--- BEGIN Working data ---

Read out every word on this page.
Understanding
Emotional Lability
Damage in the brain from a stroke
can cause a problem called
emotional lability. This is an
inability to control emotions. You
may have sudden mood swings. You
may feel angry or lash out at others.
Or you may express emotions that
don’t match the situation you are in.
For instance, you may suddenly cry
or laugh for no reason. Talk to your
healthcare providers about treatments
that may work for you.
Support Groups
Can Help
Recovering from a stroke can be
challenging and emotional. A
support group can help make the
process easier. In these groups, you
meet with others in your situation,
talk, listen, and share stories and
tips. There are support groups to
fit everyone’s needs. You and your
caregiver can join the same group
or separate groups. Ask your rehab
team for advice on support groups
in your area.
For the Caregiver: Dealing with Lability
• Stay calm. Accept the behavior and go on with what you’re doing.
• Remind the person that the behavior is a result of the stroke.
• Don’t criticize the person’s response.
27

--- END Working data ---

** What needs to be done **
Copy out the lines that hold "others".

** Exercise answer **
may feel angry or lash out at others.
meet with others in your situation,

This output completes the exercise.